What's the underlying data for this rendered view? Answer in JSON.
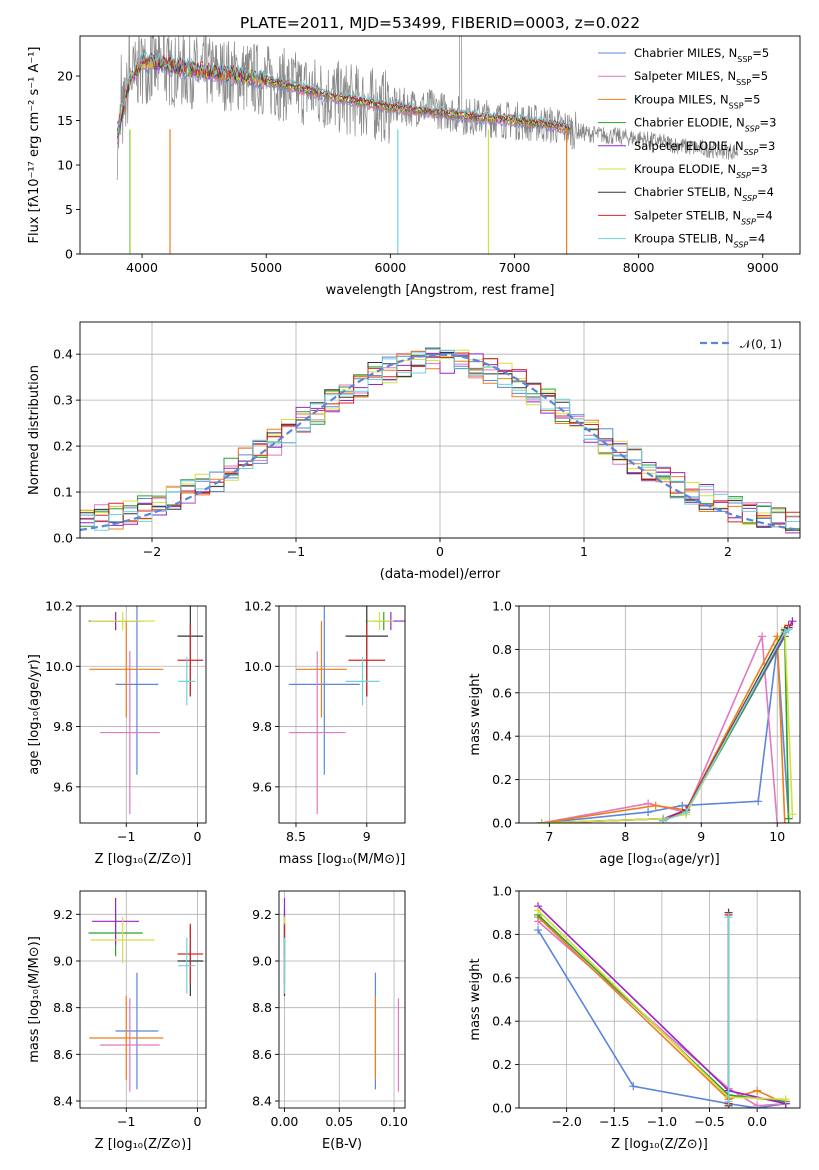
{
  "title": "PLATE=2011, MJD=53499, FIBERID=0003, z=0.022",
  "colors": {
    "Chabrier MILES": "#5b86d9",
    "Salpeter MILES": "#e377c2",
    "Kroupa MILES": "#ee7d1b",
    "Chabrier ELODIE": "#2ca02c",
    "Salpeter ELODIE": "#9925c9",
    "Kroupa ELODIE": "#d6df3e",
    "Chabrier STELIB": "#333333",
    "Salpeter STELIB": "#d62728",
    "Kroupa STELIB": "#6fd3dc"
  },
  "legend_spectrum": [
    {
      "name": "Chabrier MILES",
      "nssp": "5"
    },
    {
      "name": "Salpeter MILES",
      "nssp": "5"
    },
    {
      "name": "Kroupa MILES",
      "nssp": "5"
    },
    {
      "name": "Chabrier ELODIE",
      "nssp": "3"
    },
    {
      "name": "Salpeter ELODIE",
      "nssp": "3"
    },
    {
      "name": "Kroupa ELODIE",
      "nssp": "3"
    },
    {
      "name": "Chabrier STELIB",
      "nssp": "4"
    },
    {
      "name": "Salpeter STELIB",
      "nssp": "4"
    },
    {
      "name": "Kroupa STELIB",
      "nssp": "4"
    }
  ],
  "chart_data": [
    {
      "id": "spectrum",
      "type": "line",
      "xlabel": "wavelength [Angstrom, rest frame]",
      "ylabel": "Flux [fλ10⁻¹⁷ erg cm⁻² s⁻¹ A⁻¹]",
      "xlim": [
        3500,
        9300
      ],
      "ylim": [
        0,
        24.5
      ],
      "xticks": [
        4000,
        5000,
        6000,
        7000,
        8000,
        9000
      ],
      "yticks": [
        0,
        5,
        10,
        15,
        20
      ],
      "data_continuum": {
        "x": [
          3800,
          3900,
          4000,
          4100,
          4300,
          4500,
          4800,
          5000,
          5300,
          5600,
          6000,
          6300,
          6600,
          7000,
          7300,
          7600,
          8000,
          8400,
          8800
        ],
        "y": [
          12.5,
          19.5,
          21,
          21,
          20.5,
          20.5,
          20,
          19.5,
          18.5,
          17.5,
          16.5,
          16.5,
          15.5,
          15,
          14.5,
          13.5,
          13,
          12,
          11.5
        ]
      },
      "model_continuum": {
        "x": [
          3800,
          3900,
          4000,
          4100,
          4300,
          4500,
          4800,
          5000,
          5300,
          5600,
          6000,
          6300,
          6600,
          7000,
          7300,
          7450
        ],
        "y": [
          13.5,
          19.5,
          21.5,
          21.5,
          21,
          20.5,
          20,
          19.5,
          18.5,
          17.5,
          16.5,
          16,
          15.5,
          15,
          14.5,
          14
        ]
      },
      "cutoffs": [
        {
          "series": "Kroupa MILES",
          "x": 4225
        },
        {
          "series": "Kroupa STELIB",
          "x": 3900
        },
        {
          "series": "Kroupa ELODIE",
          "x": 3905
        },
        {
          "series": "Kroupa STELIB",
          "x": 6060
        },
        {
          "series": "Kroupa ELODIE",
          "x": 6790
        },
        {
          "series": "Kroupa MILES",
          "x": 7420
        }
      ]
    },
    {
      "id": "residuals",
      "type": "line",
      "xlabel": "(data-model)/error",
      "ylabel": "Normed distribution",
      "xlim": [
        -2.5,
        2.5
      ],
      "ylim": [
        0,
        0.47
      ],
      "xticks": [
        -2,
        -1,
        0,
        1,
        2
      ],
      "yticks": [
        0.0,
        0.1,
        0.2,
        0.3,
        0.4
      ],
      "gaussian_label": "𝒩(0, 1)"
    },
    {
      "id": "age-vs-z",
      "type": "scatter",
      "xlabel": "Z [log₁₀(Z/Z⊙)]",
      "ylabel": "age  [log₁₀(age/yr)]",
      "xlim": [
        -1.65,
        0.12
      ],
      "ylim": [
        9.48,
        10.2
      ],
      "xticks": [
        -1,
        0
      ],
      "yticks": [
        9.6,
        9.8,
        10.0,
        10.2
      ],
      "points": [
        {
          "series": "Chabrier MILES",
          "x": -0.85,
          "xerr": 0.3,
          "y": 9.94,
          "yerr": 0.3
        },
        {
          "series": "Salpeter MILES",
          "x": -0.95,
          "xerr": 0.42,
          "y": 9.78,
          "yerr": 0.27
        },
        {
          "series": "Kroupa MILES",
          "x": -1.0,
          "xerr": 0.52,
          "y": 9.99,
          "yerr": 0.16
        },
        {
          "series": "Chabrier ELODIE",
          "x": -1.15,
          "xerr": 0.38,
          "y": 10.15,
          "yerr": 0.03
        },
        {
          "series": "Salpeter ELODIE",
          "x": -1.15,
          "xerr": 0.33,
          "y": 10.15,
          "yerr": 0.03
        },
        {
          "series": "Kroupa ELODIE",
          "x": -1.05,
          "xerr": 0.45,
          "y": 10.15,
          "yerr": 0.03
        },
        {
          "series": "Chabrier STELIB",
          "x": -0.1,
          "xerr": 0.18,
          "y": 10.1,
          "yerr": 0.2
        },
        {
          "series": "Salpeter STELIB",
          "x": -0.1,
          "xerr": 0.18,
          "y": 10.02,
          "yerr": 0.12
        },
        {
          "series": "Kroupa STELIB",
          "x": -0.15,
          "xerr": 0.12,
          "y": 9.95,
          "yerr": 0.08
        }
      ]
    },
    {
      "id": "age-vs-mass",
      "type": "scatter",
      "xlabel": "mass [log₁₀(M/M⊙)]",
      "ylabel": "",
      "xlim": [
        8.38,
        9.27
      ],
      "ylim": [
        9.48,
        10.2
      ],
      "xticks": [
        8.5,
        9.0
      ],
      "yticks": [
        9.6,
        9.8,
        10.0,
        10.2
      ],
      "points": [
        {
          "series": "Chabrier MILES",
          "x": 8.7,
          "xerr": 0.25,
          "y": 9.94,
          "yerr": 0.3
        },
        {
          "series": "Salpeter MILES",
          "x": 8.65,
          "xerr": 0.2,
          "y": 9.78,
          "yerr": 0.27
        },
        {
          "series": "Kroupa MILES",
          "x": 8.68,
          "xerr": 0.18,
          "y": 9.99,
          "yerr": 0.16
        },
        {
          "series": "Chabrier ELODIE",
          "x": 9.12,
          "xerr": 0.1,
          "y": 10.15,
          "yerr": 0.03
        },
        {
          "series": "Salpeter ELODIE",
          "x": 9.17,
          "xerr": 0.1,
          "y": 10.15,
          "yerr": 0.03
        },
        {
          "series": "Kroupa ELODIE",
          "x": 9.09,
          "xerr": 0.1,
          "y": 10.15,
          "yerr": 0.03
        },
        {
          "series": "Chabrier STELIB",
          "x": 9.0,
          "xerr": 0.15,
          "y": 10.1,
          "yerr": 0.2
        },
        {
          "series": "Salpeter STELIB",
          "x": 9.0,
          "xerr": 0.13,
          "y": 10.02,
          "yerr": 0.12
        },
        {
          "series": "Kroupa STELIB",
          "x": 8.97,
          "xerr": 0.12,
          "y": 9.95,
          "yerr": 0.08
        }
      ]
    },
    {
      "id": "massweight-vs-age",
      "type": "line",
      "xlabel": "age  [log₁₀(age/yr)]",
      "ylabel": "mass weight",
      "xlim": [
        6.6,
        10.3
      ],
      "ylim": [
        0,
        1.0
      ],
      "xticks": [
        7,
        8,
        9,
        10
      ],
      "yticks": [
        0.0,
        0.2,
        0.4,
        0.6,
        0.8,
        1.0
      ],
      "series": [
        {
          "name": "Chabrier MILES",
          "x": [
            6.9,
            8.3,
            8.75,
            9.75,
            10.0,
            10.15
          ],
          "y": [
            0.0,
            0.05,
            0.08,
            0.1,
            0.82,
            0.02
          ]
        },
        {
          "name": "Salpeter MILES",
          "x": [
            6.9,
            8.3,
            8.8,
            9.8,
            10.0
          ],
          "y": [
            0.0,
            0.09,
            0.05,
            0.86,
            0.0
          ]
        },
        {
          "name": "Kroupa MILES",
          "x": [
            6.9,
            8.4,
            8.8,
            10.0,
            10.1
          ],
          "y": [
            0.0,
            0.08,
            0.06,
            0.86,
            0.0
          ]
        },
        {
          "name": "Chabrier ELODIE",
          "x": [
            6.9,
            8.5,
            8.8,
            10.1,
            10.15
          ],
          "y": [
            0.0,
            0.02,
            0.05,
            0.86,
            0.02
          ]
        },
        {
          "name": "Salpeter ELODIE",
          "x": [
            6.9,
            8.5,
            8.8,
            10.2
          ],
          "y": [
            0.0,
            0.02,
            0.06,
            0.93
          ]
        },
        {
          "name": "Kroupa ELODIE",
          "x": [
            6.9,
            8.5,
            8.8,
            10.1,
            10.2
          ],
          "y": [
            0.0,
            0.02,
            0.04,
            0.9,
            0.04
          ]
        },
        {
          "name": "Chabrier STELIB",
          "x": [
            8.5,
            8.8,
            10.1,
            10.15
          ],
          "y": [
            0.01,
            0.06,
            0.89,
            0.9
          ]
        },
        {
          "name": "Salpeter STELIB",
          "x": [
            8.5,
            8.8,
            10.1,
            10.15
          ],
          "y": [
            0.01,
            0.06,
            0.88,
            0.91
          ]
        },
        {
          "name": "Kroupa STELIB",
          "x": [
            8.5,
            8.8,
            10.1,
            10.15
          ],
          "y": [
            0.01,
            0.05,
            0.88,
            0.89
          ]
        }
      ]
    },
    {
      "id": "mass-vs-z",
      "type": "scatter",
      "xlabel": "Z [log₁₀(Z/Z⊙)]",
      "ylabel": "mass [log₁₀(M/M⊙)]",
      "xlim": [
        -1.65,
        0.12
      ],
      "ylim": [
        8.37,
        9.3
      ],
      "xticks": [
        -1,
        0
      ],
      "yticks": [
        8.4,
        8.6,
        8.8,
        9.0,
        9.2
      ],
      "points": [
        {
          "series": "Chabrier MILES",
          "x": -0.85,
          "xerr": 0.3,
          "y": 8.7,
          "yerr": 0.25
        },
        {
          "series": "Salpeter MILES",
          "x": -0.95,
          "xerr": 0.42,
          "y": 8.64,
          "yerr": 0.2
        },
        {
          "series": "Kroupa MILES",
          "x": -1.0,
          "xerr": 0.52,
          "y": 8.67,
          "yerr": 0.18
        },
        {
          "series": "Chabrier ELODIE",
          "x": -1.15,
          "xerr": 0.38,
          "y": 9.12,
          "yerr": 0.1
        },
        {
          "series": "Salpeter ELODIE",
          "x": -1.15,
          "xerr": 0.33,
          "y": 9.17,
          "yerr": 0.1
        },
        {
          "series": "Kroupa ELODIE",
          "x": -1.05,
          "xerr": 0.45,
          "y": 9.09,
          "yerr": 0.1
        },
        {
          "series": "Chabrier STELIB",
          "x": -0.1,
          "xerr": 0.18,
          "y": 9.0,
          "yerr": 0.15
        },
        {
          "series": "Salpeter STELIB",
          "x": -0.1,
          "xerr": 0.18,
          "y": 9.03,
          "yerr": 0.13
        },
        {
          "series": "Kroupa STELIB",
          "x": -0.15,
          "xerr": 0.12,
          "y": 8.98,
          "yerr": 0.12
        }
      ]
    },
    {
      "id": "mass-vs-ebv",
      "type": "scatter",
      "xlabel": "E(B-V)",
      "ylabel": "",
      "xlim": [
        -0.005,
        0.11
      ],
      "ylim": [
        8.37,
        9.3
      ],
      "xticks": [
        0.0,
        0.05,
        0.1
      ],
      "xticklabels": [
        "0.00",
        "0.05",
        "0.10"
      ],
      "yticks": [
        8.4,
        8.6,
        8.8,
        9.0,
        9.2
      ],
      "points": [
        {
          "series": "Chabrier MILES",
          "x": 0.083,
          "y": 8.7,
          "yerr": 0.25
        },
        {
          "series": "Salpeter MILES",
          "x": 0.104,
          "y": 8.64,
          "yerr": 0.2
        },
        {
          "series": "Kroupa MILES",
          "x": 0.083,
          "y": 8.67,
          "yerr": 0.18
        },
        {
          "series": "Chabrier ELODIE",
          "x": 0.0,
          "y": 9.12,
          "yerr": 0.1
        },
        {
          "series": "Salpeter ELODIE",
          "x": 0.0,
          "y": 9.17,
          "yerr": 0.1
        },
        {
          "series": "Kroupa ELODIE",
          "x": 0.0,
          "y": 9.09,
          "yerr": 0.1
        },
        {
          "series": "Chabrier STELIB",
          "x": 0.0,
          "y": 9.0,
          "yerr": 0.15
        },
        {
          "series": "Salpeter STELIB",
          "x": 0.0,
          "y": 9.03,
          "yerr": 0.13
        },
        {
          "series": "Kroupa STELIB",
          "x": 0.0,
          "y": 8.98,
          "yerr": 0.12
        }
      ]
    },
    {
      "id": "massweight-vs-z",
      "type": "line",
      "xlabel": "Z [log₁₀(Z/Z⊙)]",
      "ylabel": "mass weight",
      "xlim": [
        -2.5,
        0.45
      ],
      "ylim": [
        0,
        1.0
      ],
      "xticks": [
        -2.0,
        -1.5,
        -1.0,
        -0.5,
        0.0
      ],
      "xticklabels": [
        "−2.0",
        "−1.5",
        "−1.0",
        "−0.5",
        "0.0"
      ],
      "yticks": [
        0.0,
        0.2,
        0.4,
        0.6,
        0.8,
        1.0
      ],
      "series": [
        {
          "name": "Chabrier MILES",
          "x": [
            -2.3,
            -1.3,
            -0.3,
            0.0,
            0.3
          ],
          "y": [
            0.82,
            0.1,
            0.02,
            0.0,
            0.02
          ]
        },
        {
          "name": "Salpeter MILES",
          "x": [
            -2.3,
            -0.3,
            0.0,
            0.3
          ],
          "y": [
            0.86,
            0.09,
            0.01,
            0.02
          ]
        },
        {
          "name": "Kroupa MILES",
          "x": [
            -2.3,
            -0.3,
            0.0,
            0.3
          ],
          "y": [
            0.88,
            0.04,
            0.08,
            0.02
          ]
        },
        {
          "name": "Chabrier ELODIE",
          "x": [
            -2.3,
            -0.3,
            0.3
          ],
          "y": [
            0.89,
            0.06,
            0.03
          ]
        },
        {
          "name": "Salpeter ELODIE",
          "x": [
            -2.3,
            -0.3,
            0.3
          ],
          "y": [
            0.93,
            0.08,
            0.02
          ]
        },
        {
          "name": "Kroupa ELODIE",
          "x": [
            -2.3,
            -0.3,
            0.3
          ],
          "y": [
            0.91,
            0.05,
            0.04
          ]
        },
        {
          "name": "Chabrier STELIB",
          "x": [
            -0.3,
            -0.3
          ],
          "y": [
            0.9,
            0.01
          ]
        },
        {
          "name": "Salpeter STELIB",
          "x": [
            -0.3,
            -0.3
          ],
          "y": [
            0.89,
            0.02
          ]
        },
        {
          "name": "Kroupa STELIB",
          "x": [
            -0.3,
            -0.3
          ],
          "y": [
            0.88,
            0.03
          ]
        }
      ]
    }
  ]
}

■ ■ ■

▶ [Exercise]: Copy out all lines from the material above that contain the string "ylabel".

▶ [Result of the exercise]:
      "ylabel": "Flux [fλ10⁻¹⁷ erg cm⁻² s⁻¹ A⁻¹]",
      "ylabel": "Normed distribution",
      "ylabel": "age  [log₁₀(age/yr)]",
      "ylabel": "",
      "ylabel": "mass weight",
      "ylabel": "mass [log₁₀(M/M⊙)]",
      "ylabel": "",
      "ylabel": "mass weight",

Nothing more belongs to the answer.